►
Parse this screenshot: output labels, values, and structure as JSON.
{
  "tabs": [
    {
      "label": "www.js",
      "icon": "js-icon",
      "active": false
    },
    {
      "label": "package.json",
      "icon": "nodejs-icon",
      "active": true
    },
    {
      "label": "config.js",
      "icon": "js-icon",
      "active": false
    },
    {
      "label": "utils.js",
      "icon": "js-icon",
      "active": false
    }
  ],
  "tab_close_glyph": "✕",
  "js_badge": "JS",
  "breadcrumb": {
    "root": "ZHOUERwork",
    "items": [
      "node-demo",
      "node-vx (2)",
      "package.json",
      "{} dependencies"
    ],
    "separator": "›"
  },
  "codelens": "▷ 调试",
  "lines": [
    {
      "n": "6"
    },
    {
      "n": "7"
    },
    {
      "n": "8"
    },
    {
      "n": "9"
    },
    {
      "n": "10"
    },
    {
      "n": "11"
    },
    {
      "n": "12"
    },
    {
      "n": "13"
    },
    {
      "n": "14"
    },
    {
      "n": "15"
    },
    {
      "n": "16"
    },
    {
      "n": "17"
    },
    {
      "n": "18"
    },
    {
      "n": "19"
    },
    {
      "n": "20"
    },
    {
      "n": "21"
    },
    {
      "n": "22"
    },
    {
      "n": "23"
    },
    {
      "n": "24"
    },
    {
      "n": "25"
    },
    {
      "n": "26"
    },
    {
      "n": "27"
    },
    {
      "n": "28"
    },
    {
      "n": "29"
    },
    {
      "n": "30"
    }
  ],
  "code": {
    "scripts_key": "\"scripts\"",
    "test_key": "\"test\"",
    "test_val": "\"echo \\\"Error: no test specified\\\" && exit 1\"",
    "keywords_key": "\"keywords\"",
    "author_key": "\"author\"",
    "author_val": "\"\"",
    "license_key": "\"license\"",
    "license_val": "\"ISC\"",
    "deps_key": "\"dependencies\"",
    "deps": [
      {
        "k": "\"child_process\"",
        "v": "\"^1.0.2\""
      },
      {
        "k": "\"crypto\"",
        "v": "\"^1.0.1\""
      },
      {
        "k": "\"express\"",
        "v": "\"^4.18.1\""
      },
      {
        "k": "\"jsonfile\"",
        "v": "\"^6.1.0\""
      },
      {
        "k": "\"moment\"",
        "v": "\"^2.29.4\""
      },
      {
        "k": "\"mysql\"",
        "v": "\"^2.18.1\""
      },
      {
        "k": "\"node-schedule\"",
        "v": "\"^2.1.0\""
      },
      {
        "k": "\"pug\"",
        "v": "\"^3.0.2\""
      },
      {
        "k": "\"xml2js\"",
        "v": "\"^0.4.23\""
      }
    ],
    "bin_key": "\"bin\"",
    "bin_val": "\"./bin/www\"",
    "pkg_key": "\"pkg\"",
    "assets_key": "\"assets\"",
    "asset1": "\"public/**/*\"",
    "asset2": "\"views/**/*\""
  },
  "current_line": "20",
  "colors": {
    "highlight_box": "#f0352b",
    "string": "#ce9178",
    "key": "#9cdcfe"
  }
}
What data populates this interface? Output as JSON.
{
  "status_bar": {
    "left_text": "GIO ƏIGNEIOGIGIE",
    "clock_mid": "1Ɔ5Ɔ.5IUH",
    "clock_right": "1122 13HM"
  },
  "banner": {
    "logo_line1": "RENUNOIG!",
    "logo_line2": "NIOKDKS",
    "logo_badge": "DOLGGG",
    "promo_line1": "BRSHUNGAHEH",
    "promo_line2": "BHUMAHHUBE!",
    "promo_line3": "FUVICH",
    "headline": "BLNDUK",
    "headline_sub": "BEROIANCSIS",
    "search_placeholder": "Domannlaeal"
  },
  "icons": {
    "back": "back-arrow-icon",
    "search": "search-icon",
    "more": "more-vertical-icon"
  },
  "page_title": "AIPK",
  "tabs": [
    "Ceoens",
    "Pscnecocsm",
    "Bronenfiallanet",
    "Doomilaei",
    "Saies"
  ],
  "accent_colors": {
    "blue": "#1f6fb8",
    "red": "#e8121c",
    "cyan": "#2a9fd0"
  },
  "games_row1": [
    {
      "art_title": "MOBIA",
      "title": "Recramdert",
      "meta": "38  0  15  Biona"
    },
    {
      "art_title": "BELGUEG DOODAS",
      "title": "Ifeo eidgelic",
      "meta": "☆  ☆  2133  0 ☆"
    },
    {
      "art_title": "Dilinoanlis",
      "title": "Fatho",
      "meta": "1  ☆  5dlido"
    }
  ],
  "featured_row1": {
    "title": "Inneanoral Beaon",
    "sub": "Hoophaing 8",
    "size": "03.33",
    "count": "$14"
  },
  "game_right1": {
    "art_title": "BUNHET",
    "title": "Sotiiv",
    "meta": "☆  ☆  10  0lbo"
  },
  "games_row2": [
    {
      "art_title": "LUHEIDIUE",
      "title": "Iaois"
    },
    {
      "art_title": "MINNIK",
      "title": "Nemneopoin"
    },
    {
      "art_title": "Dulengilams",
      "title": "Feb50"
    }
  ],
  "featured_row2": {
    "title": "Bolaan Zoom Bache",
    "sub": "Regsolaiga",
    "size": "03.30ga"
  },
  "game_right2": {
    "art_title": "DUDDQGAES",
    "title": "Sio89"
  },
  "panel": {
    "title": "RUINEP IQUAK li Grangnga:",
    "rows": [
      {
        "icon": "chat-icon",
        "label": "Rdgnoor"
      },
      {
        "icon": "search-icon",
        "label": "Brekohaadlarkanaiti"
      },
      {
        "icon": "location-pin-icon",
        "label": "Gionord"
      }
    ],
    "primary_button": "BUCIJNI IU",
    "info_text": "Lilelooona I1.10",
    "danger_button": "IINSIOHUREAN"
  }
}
◄
* [Requirement]:
Using the exact wording, write out all of the records.

* [Solution to the exercise]:
Parse this screenshot: output labels, values, and structure as JSON.
{
  "tabs": [
    {
      "label": "www.js",
      "icon": "js-icon",
      "active": false
    },
    {
      "label": "package.json",
      "icon": "nodejs-icon",
      "active": true
    },
    {
      "label": "config.js",
      "icon": "js-icon",
      "active": false
    },
    {
      "label": "utils.js",
      "icon": "js-icon",
      "active": false
    }
  ],
  "tab_close_glyph": "✕",
  "js_badge": "JS",
  "breadcrumb": {
    "root": "ZHOUERwork",
    "items": [
      "node-demo",
      "node-vx (2)",
      "package.json",
      "{} dependencies"
    ],
    "separator": "›"
  },
  "codelens": "▷ 调试",
  "lines": [
    {
      "n": "6"
    },
    {
      "n": "7"
    },
    {
      "n": "8"
    },
    {
      "n": "9"
    },
    {
      "n": "10"
    },
    {
      "n": "11"
    },
    {
      "n": "12"
    },
    {
      "n": "13"
    },
    {
      "n": "14"
    },
    {
      "n": "15"
    },
    {
      "n": "16"
    },
    {
      "n": "17"
    },
    {
      "n": "18"
    },
    {
      "n": "19"
    },
    {
      "n": "20"
    },
    {
      "n": "21"
    },
    {
      "n": "22"
    },
    {
      "n": "23"
    },
    {
      "n": "24"
    },
    {
      "n": "25"
    },
    {
      "n": "26"
    },
    {
      "n": "27"
    },
    {
      "n": "28"
    },
    {
      "n": "29"
    },
    {
      "n": "30"
    }
  ],
  "code": {
    "scripts_key": "\"scripts\"",
    "test_key": "\"test\"",
    "test_val": "\"echo \\\"Error: no test specified\\\" && exit 1\"",
    "keywords_key": "\"keywords\"",
    "author_key": "\"author\"",
    "author_val": "\"\"",
    "license_key": "\"license\"",
    "license_val": "\"ISC\"",
    "deps_key": "\"dependencies\"",
    "deps": [
      {
        "k": "\"child_process\"",
        "v": "\"^1.0.2\""
      },
      {
        "k": "\"crypto\"",
        "v": "\"^1.0.1\""
      },
      {
        "k": "\"express\"",
        "v": "\"^4.18.1\""
      },
      {
        "k": "\"jsonfile\"",
        "v": "\"^6.1.0\""
      },
      {
        "k": "\"moment\"",
        "v": "\"^2.29.4\""
      },
      {
        "k": "\"mysql\"",
        "v": "\"^2.18.1\""
      },
      {
        "k": "\"node-schedule\"",
        "v": "\"^2.1.0\""
      },
      {
        "k": "\"pug\"",
        "v": "\"^3.0.2\""
      },
      {
        "k": "\"xml2js\"",
        "v": "\"^0.4.23\""
      }
    ],
    "bin_key": "\"bin\"",
    "bin_val": "\"./bin/www\"",
    "pkg_key": "\"pkg\"",
    "assets_key": "\"assets\"",
    "asset1": "\"public/**/*\"",
    "asset2": "\"views/**/*\""
  },
  "current_line": "20",
  "colors": {
    "highlight_box": "#f0352b",
    "string": "#ce9178",
    "key": "#9cdcfe"
  }
}
What data populates this interface? Output as JSON.
{
  "status_bar": {
    "left_text": "GIO ƏIGNEIOGIGIE",
    "clock_mid": "1Ɔ5Ɔ.5IUH",
    "clock_right": "1122 13HM"
  },
  "banner": {
    "logo_line1": "RENUNOIG!",
    "logo_line2": "NIOKDKS",
    "logo_badge": "DOLGGG",
    "promo_line1": "BRSHUNGAHEH",
    "promo_line2": "BHUMAHHUBE!",
    "promo_line3": "FUVICH",
    "headline": "BLNDUK",
    "headline_sub": "BEROIANCSIS",
    "search_placeholder": "Domannlaeal"
  },
  "icons": {
    "back": "back-arrow-icon",
    "search": "search-icon",
    "more": "more-vertical-icon"
  },
  "page_title": "AIPK",
  "tabs": [
    "Ceoens",
    "Pscnecocsm",
    "Bronenfiallanet",
    "Doomilaei",
    "Saies"
  ],
  "accent_colors": {
    "blue": "#1f6fb8",
    "red": "#e8121c",
    "cyan": "#2a9fd0"
  },
  "games_row1": [
    {
      "art_title": "MOBIA",
      "title": "Recramdert",
      "meta": "38  0  15  Biona"
    },
    {
      "art_title": "BELGUEG DOODAS",
      "title": "Ifeo eidgelic",
      "meta": "☆  ☆  2133  0 ☆"
    },
    {
      "art_title": "Dilinoanlis",
      "title": "Fatho",
      "meta": "1  ☆  5dlido"
    }
  ],
  "featured_row1": {
    "title": "Inneanoral Beaon",
    "sub": "Hoophaing 8",
    "size": "03.33",
    "count": "$14"
  },
  "game_right1": {
    "art_title": "BUNHET",
    "title": "Sotiiv",
    "meta": "☆  ☆  10  0lbo"
  },
  "games_row2": [
    {
      "art_title": "LUHEIDIUE",
      "title": "Iaois"
    },
    {
      "art_title": "MINNIK",
      "title": "Nemneopoin"
    },
    {
      "art_title": "Dulengilams",
      "title": "Feb50"
    }
  ],
  "featured_row2": {
    "title": "Bolaan Zoom Bache",
    "sub": "Regsolaiga",
    "size": "03.30ga"
  },
  "game_right2": {
    "art_title": "DUDDQGAES",
    "title": "Sio89"
  },
  "panel": {
    "title": "RUINEP IQUAK li Grangnga:",
    "rows": [
      {
        "icon": "chat-icon",
        "label": "Rdgnoor"
      },
      {
        "icon": "search-icon",
        "label": "Brekohaadlarkanaiti"
      },
      {
        "icon": "location-pin-icon",
        "label": "Gionord"
      }
    ],
    "primary_button": "BUCIJNI IU",
    "info_text": "Lilelooona I1.10",
    "danger_button": "IINSIOHUREAN"
  }
}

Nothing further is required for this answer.